Copy the data below exactly, but not the pictures it contains.

Data shown START

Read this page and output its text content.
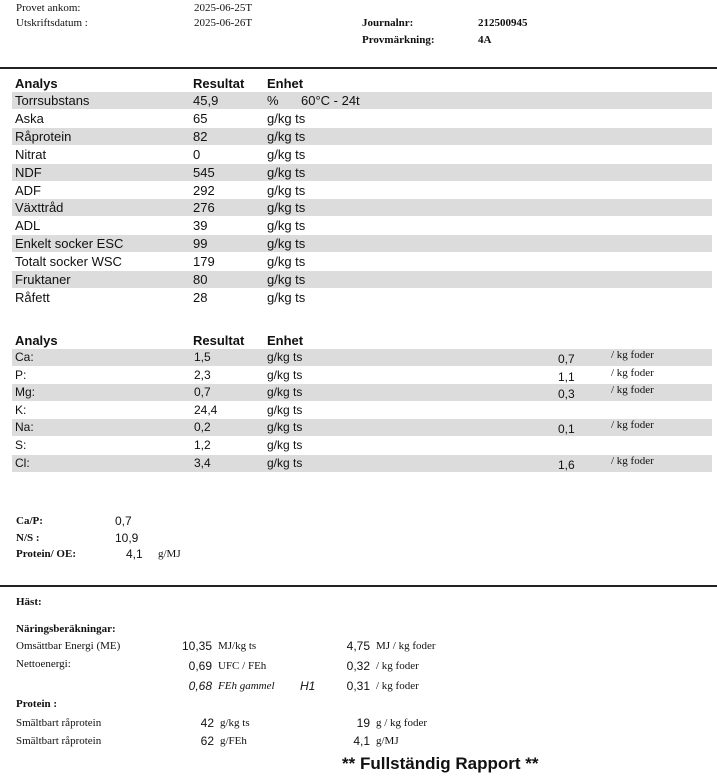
Provet ankom:	2025-06-25T
Utskriftsdatum :	2025-06-26T	Journalnr:	212500945
Provmärkning:	4A
Analys	Resultat Enhet
Torrsubstans	45,9	% 60°C - 24t
Aska	65	g/kg ts
Råprotein	82	g/kg ts
Nitrat	0	g/kg ts
NDF	545	g/kg ts
ADF	292	g/kg ts
Växttråd	276	g/kg ts
ADL	39	g/kg ts
Enkelt socker ESC	99	g/kg ts
Totalt socker WSC	179	g/kg ts
Fruktaner	80	g/kg ts
Råfett	28	g/kg ts
Analys	Resultat Enhet
Ca:	1,5	g/kg ts	0,7	/ kg foder
P:	2,3	g/kg ts	1,1	/ kg foder
Mg:	0,7	g/kg ts	0,3	/ kg foder
K:	24,4	g/kg ts
Na:	0,2	g/kg ts	0,1	/ kg foder
S:	1,2	g/kg ts
Cl:	3,4	g/kg ts	1,6	/ kg foder
Ca/P:	0,7
N/S :	10,9
Protein/ OE:	4,1 g/MJ
Häst:
Näringsberäkningar:
Omsättbar Energi (ME)	10,35 MJ/kg ts	4,75 MJ / kg foder
Nettoenergi:	0,69 UFC / FEh	0,32 / kg foder
0,68 FEh gammel H1	0,31 / kg foder
Protein :
Smältbart råprotein	42 g/kg ts	19 g / kg foder
Smältbart råprotein	62 g/FEh	4,1 g/MJ
** Fullständig Rapport **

Data shown END

▶ The completed task:
Read this page and output its text content.
Provet ankom:	2025-06-25T
Utskriftsdatum :	2025-06-26T	Journalnr:	212500945
Provmärkning:	4A
Analys	Resultat Enhet
Torrsubstans	45,9	% 60°C - 24t
Aska	65	g/kg ts
Råprotein	82	g/kg ts
Nitrat	0	g/kg ts
NDF	545	g/kg ts
ADF	292	g/kg ts
Växttråd	276	g/kg ts
ADL	39	g/kg ts
Enkelt socker ESC	99	g/kg ts
Totalt socker WSC	179	g/kg ts
Fruktaner	80	g/kg ts
Råfett	28	g/kg ts
Analys	Resultat Enhet
Ca:	1,5	g/kg ts	0,7	/ kg foder
P:	2,3	g/kg ts	1,1	/ kg foder
Mg:	0,7	g/kg ts	0,3	/ kg foder
K:	24,4	g/kg ts
Na:	0,2	g/kg ts	0,1	/ kg foder
S:	1,2	g/kg ts
Cl:	3,4	g/kg ts	1,6	/ kg foder
Ca/P:	0,7
N/S :	10,9
Protein/ OE:	4,1 g/MJ
Häst:
Näringsberäkningar:
Omsättbar Energi (ME)	10,35 MJ/kg ts	4,75 MJ / kg foder
Nettoenergi:	0,69 UFC / FEh	0,32 / kg foder
0,68 FEh gammel H1	0,31 / kg foder
Protein :
Smältbart råprotein	42 g/kg ts	19 g / kg foder
Smältbart råprotein	62 g/FEh	4,1 g/MJ
** Fullständig Rapport **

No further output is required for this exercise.